- _WORK TASK_:
Resume the essay below about a yearly trip to the podiatrist, continuing on from its last sentence.

- _TEXT FOR ANALYSIS_:
++++++++++

Today was my annual trip to the podiatrist to have my hoof sanded down. I have sustained many lingering injuries over the course of my life - a mysterious fractured foot, repetitive-stress wear and tear to my knees from obsessive running - and, during the year, these injuries lead to the buildup of callouses on my feet. At the injuries' worst, I feel like Black Beauty or Seabiscuit, two horses whose own foot problems led to high-stepping drama on the racing circuit. Unlike Black Beauty, however, I don't have to be destroyed; instead, once or twice a year, I go to a podiatrist to have the callouses shaved off. I like my current podiatrist, but on occasion I have felt that other podiatrists were getting more satisfaction from handling my feet than could possibly have been intended. I suppose that, were I a "foot man," I would become a podiatrist, as well. No one speaks of "foot men" anymore these days - have you noticed that? Perhaps they have gone and retained themselves a good publicist.
Today, my podiatrist idly inquired whether I had watched the Grammy's, and, rather than replying, I went on a strange tear about internet rumors about Justin Bieber. That he is really a 50-year-old man with a degenerative disease. That Usher is his lover. Etc., etc. Actually, I have not actually seen the rumors personally, but they are related to me by the young people in my department at work. Sometimes I think they make things up to tell me to get a reaction out of me, because they think I am insane. But I am merely a harmless eccentric ...

++++++++++

- _DATA FOR ANALYSIS_:
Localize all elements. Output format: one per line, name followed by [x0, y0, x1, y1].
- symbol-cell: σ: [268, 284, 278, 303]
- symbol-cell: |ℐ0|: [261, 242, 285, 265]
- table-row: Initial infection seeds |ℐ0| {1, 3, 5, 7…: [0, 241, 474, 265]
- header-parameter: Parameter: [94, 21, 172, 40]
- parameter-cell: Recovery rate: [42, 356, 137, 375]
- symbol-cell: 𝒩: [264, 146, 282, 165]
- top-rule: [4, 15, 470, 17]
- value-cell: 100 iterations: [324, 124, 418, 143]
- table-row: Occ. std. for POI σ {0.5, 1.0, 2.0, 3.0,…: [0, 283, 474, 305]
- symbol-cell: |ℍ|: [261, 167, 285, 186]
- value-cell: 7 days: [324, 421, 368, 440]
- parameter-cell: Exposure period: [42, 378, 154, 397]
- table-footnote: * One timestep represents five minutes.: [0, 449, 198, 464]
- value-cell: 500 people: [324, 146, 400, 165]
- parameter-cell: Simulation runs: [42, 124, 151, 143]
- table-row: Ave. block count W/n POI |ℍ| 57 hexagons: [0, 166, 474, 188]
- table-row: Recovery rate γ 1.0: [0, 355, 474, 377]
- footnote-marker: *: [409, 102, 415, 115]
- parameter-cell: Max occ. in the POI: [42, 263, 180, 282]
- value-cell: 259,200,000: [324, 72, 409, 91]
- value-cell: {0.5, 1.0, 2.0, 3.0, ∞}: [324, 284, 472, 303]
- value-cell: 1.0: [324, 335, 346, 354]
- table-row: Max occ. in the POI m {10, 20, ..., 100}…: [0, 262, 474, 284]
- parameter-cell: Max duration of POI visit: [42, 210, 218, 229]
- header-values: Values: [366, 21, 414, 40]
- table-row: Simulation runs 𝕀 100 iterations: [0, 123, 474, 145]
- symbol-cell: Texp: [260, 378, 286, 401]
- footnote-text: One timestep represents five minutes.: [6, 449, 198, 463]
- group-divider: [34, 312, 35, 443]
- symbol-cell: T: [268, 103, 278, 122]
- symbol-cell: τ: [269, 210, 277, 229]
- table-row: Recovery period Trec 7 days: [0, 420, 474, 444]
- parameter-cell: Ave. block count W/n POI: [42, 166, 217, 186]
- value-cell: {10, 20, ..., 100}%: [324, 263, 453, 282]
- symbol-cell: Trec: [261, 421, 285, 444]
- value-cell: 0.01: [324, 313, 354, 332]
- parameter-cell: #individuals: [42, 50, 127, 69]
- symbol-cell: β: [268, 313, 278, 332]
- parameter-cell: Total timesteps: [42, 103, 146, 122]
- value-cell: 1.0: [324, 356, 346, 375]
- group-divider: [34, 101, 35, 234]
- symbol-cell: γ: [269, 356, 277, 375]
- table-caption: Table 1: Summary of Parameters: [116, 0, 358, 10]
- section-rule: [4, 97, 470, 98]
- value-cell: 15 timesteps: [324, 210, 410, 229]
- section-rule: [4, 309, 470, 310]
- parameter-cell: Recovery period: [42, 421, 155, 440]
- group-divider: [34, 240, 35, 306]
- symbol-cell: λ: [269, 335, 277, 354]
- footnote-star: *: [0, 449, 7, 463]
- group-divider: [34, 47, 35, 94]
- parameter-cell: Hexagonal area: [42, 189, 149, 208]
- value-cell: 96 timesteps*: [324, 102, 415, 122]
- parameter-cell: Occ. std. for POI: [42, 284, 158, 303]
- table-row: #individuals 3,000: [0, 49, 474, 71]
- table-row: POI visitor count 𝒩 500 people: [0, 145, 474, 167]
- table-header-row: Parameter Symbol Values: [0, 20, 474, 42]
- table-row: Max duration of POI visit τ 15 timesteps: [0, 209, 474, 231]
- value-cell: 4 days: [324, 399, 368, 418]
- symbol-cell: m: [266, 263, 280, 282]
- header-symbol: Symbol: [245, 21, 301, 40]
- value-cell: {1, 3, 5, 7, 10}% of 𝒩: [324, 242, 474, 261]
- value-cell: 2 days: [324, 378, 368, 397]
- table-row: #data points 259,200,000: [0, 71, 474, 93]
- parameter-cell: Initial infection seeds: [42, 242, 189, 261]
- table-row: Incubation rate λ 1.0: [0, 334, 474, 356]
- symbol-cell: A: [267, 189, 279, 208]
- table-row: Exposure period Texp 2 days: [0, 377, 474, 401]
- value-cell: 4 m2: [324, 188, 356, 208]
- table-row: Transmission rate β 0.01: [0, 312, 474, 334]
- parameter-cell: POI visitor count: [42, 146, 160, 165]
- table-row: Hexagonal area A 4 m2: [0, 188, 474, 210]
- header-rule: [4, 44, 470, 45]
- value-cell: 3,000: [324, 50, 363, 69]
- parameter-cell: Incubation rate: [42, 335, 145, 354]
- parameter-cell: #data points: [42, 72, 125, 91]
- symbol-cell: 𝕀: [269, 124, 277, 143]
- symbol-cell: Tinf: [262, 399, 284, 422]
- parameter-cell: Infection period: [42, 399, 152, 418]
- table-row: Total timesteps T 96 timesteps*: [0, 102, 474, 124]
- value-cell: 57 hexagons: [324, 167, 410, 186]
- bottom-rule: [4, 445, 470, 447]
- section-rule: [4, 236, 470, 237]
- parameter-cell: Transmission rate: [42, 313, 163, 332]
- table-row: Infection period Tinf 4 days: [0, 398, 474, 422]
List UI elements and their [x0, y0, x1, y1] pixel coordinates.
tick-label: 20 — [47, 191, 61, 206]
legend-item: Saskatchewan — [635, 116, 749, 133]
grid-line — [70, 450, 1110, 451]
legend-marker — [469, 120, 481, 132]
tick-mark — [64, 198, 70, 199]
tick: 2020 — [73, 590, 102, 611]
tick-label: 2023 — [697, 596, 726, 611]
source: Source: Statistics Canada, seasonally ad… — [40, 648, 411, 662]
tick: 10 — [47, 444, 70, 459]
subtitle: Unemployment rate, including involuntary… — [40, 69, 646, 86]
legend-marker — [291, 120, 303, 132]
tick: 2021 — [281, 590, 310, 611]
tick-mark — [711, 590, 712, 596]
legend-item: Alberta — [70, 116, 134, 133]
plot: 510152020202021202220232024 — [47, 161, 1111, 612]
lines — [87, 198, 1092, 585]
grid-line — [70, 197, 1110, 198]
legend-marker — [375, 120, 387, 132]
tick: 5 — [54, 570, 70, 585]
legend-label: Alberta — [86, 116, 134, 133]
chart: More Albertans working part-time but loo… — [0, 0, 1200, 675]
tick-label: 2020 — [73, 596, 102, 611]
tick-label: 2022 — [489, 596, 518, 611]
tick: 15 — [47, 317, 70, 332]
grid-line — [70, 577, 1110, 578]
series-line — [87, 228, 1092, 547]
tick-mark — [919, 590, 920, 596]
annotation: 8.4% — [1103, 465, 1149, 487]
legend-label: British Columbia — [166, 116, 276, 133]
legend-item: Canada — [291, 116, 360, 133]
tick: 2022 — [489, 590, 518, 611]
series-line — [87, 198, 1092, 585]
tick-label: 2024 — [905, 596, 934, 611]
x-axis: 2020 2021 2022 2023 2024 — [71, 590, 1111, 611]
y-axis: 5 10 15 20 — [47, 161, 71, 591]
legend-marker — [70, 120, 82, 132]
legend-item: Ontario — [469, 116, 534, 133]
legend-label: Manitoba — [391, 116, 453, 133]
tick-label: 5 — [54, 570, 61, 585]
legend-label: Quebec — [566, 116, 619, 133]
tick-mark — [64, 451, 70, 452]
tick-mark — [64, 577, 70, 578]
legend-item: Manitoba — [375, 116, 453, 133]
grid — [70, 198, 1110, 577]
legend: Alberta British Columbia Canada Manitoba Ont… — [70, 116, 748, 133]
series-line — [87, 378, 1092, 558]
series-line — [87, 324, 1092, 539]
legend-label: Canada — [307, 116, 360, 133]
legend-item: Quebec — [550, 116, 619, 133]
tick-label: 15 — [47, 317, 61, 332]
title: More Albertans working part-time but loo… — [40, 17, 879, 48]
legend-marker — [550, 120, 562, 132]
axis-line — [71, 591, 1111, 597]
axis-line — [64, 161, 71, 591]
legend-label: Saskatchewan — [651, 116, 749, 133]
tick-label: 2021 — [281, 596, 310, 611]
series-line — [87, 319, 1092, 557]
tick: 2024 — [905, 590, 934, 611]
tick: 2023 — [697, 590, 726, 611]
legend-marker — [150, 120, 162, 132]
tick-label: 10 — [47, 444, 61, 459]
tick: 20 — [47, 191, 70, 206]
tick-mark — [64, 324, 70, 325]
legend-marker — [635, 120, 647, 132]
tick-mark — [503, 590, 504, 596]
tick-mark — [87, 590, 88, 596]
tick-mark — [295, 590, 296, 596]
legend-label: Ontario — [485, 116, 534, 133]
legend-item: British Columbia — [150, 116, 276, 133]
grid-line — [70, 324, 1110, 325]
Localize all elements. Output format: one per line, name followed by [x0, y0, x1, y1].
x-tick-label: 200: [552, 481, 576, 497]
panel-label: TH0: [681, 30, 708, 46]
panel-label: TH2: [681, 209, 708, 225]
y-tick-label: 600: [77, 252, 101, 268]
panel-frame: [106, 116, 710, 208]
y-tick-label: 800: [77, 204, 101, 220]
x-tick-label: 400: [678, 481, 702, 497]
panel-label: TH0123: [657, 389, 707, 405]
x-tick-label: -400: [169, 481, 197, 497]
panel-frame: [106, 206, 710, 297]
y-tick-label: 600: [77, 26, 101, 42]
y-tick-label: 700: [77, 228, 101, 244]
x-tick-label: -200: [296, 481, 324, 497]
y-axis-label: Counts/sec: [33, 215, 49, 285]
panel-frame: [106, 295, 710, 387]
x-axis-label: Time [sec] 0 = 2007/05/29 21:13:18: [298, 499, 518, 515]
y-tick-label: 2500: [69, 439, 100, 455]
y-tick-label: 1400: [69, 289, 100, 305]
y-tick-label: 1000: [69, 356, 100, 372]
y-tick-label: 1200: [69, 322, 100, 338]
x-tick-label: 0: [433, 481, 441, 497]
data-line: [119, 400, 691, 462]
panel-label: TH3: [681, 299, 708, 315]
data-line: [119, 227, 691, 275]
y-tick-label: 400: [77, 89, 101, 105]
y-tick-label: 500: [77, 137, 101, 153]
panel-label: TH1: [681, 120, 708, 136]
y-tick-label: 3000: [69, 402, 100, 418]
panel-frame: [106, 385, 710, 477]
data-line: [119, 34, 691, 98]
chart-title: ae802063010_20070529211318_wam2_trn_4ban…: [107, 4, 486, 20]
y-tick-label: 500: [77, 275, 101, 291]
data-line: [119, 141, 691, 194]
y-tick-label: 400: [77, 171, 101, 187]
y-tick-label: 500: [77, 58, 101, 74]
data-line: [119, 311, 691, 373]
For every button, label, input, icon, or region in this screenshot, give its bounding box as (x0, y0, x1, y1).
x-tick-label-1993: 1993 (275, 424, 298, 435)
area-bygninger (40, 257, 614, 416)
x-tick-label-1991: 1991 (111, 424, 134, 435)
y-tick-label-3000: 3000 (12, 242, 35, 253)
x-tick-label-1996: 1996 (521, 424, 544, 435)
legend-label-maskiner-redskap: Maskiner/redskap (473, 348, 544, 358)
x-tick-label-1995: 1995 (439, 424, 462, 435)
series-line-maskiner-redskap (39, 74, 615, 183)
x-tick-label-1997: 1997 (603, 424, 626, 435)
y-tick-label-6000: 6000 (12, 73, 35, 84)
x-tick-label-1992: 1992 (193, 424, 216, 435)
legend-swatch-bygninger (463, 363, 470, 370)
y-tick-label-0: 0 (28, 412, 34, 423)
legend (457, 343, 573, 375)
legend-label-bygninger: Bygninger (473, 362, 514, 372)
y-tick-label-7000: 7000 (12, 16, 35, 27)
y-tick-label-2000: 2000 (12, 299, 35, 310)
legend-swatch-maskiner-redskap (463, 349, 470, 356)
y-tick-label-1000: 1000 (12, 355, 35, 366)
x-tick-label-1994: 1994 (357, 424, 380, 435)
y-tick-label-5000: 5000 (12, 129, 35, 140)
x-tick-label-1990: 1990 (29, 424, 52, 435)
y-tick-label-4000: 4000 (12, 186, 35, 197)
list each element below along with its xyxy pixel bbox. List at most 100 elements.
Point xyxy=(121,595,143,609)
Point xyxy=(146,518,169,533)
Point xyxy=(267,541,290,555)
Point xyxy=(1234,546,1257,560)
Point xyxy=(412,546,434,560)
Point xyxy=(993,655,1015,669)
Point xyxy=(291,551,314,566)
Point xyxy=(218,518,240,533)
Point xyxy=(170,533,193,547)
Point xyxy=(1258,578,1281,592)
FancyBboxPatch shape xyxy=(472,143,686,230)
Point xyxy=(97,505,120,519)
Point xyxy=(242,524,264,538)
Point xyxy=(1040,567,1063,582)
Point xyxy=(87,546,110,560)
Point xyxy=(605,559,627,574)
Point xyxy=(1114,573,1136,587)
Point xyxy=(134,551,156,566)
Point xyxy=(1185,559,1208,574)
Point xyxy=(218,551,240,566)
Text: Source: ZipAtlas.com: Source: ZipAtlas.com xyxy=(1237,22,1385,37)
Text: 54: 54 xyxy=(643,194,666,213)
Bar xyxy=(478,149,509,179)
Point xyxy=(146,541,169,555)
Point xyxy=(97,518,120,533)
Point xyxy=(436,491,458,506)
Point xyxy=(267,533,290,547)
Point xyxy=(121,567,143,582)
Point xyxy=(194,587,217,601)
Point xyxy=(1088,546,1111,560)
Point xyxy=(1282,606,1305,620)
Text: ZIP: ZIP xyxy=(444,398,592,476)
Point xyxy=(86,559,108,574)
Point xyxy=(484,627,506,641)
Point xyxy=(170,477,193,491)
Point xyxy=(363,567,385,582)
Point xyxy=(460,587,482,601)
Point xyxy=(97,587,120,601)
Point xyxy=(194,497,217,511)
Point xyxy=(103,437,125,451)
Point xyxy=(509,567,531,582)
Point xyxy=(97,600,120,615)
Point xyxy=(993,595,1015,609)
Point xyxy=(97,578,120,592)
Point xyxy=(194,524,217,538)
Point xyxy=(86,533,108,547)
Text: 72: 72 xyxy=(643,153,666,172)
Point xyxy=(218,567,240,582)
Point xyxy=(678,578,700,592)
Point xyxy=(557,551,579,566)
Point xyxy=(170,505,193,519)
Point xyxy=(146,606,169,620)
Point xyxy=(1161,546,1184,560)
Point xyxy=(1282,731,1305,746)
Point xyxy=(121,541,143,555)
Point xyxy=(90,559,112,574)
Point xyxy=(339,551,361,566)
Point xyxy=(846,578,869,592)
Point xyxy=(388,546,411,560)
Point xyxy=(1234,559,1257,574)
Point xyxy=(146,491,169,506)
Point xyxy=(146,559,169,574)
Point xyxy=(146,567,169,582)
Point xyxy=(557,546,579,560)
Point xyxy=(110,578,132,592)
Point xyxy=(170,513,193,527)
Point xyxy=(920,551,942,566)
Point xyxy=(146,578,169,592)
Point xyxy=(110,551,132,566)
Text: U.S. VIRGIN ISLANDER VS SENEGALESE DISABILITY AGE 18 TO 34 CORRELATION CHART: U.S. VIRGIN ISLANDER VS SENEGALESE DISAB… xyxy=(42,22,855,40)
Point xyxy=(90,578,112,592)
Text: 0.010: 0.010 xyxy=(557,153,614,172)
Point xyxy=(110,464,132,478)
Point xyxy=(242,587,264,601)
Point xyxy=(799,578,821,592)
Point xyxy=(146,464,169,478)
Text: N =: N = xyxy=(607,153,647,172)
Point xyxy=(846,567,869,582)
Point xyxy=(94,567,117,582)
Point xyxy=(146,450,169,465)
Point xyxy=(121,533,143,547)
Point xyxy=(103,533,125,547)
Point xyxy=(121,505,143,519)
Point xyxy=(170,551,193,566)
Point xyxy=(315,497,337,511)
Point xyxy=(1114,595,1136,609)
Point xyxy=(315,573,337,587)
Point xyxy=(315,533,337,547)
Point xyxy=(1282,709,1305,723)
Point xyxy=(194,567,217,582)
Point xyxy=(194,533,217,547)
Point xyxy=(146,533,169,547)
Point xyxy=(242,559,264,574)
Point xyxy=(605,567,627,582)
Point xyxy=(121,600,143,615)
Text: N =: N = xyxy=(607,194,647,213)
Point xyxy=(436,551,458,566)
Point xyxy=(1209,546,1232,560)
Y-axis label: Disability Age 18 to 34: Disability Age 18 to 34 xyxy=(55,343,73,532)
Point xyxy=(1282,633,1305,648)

++++++++++

- _RESULT OF THIS TASK_:
I left the podiatrists' office with a spring in my step, and a bottle of fungicide in my pocket. (I have a mysterious discoloration on my right big toe, and it has persisted, surprisingly, for years. This spring, I vow to wear sandals without socks for the first time in recent memory, whether it makes me even more of a pariah amongst the gays than I currently am). I looked down at my soft-soled shoes - the cross to bear of anyone with recurrent callouses - and mused to myself that this is often how I picture myself, when I think of myself: as a pair of shoes, walking down the street. Of course, this is because I can't literally look at myself, unless I am looking in a mirror. I can only look down at my legs and feet, and venture a hopeless guess as to the rest.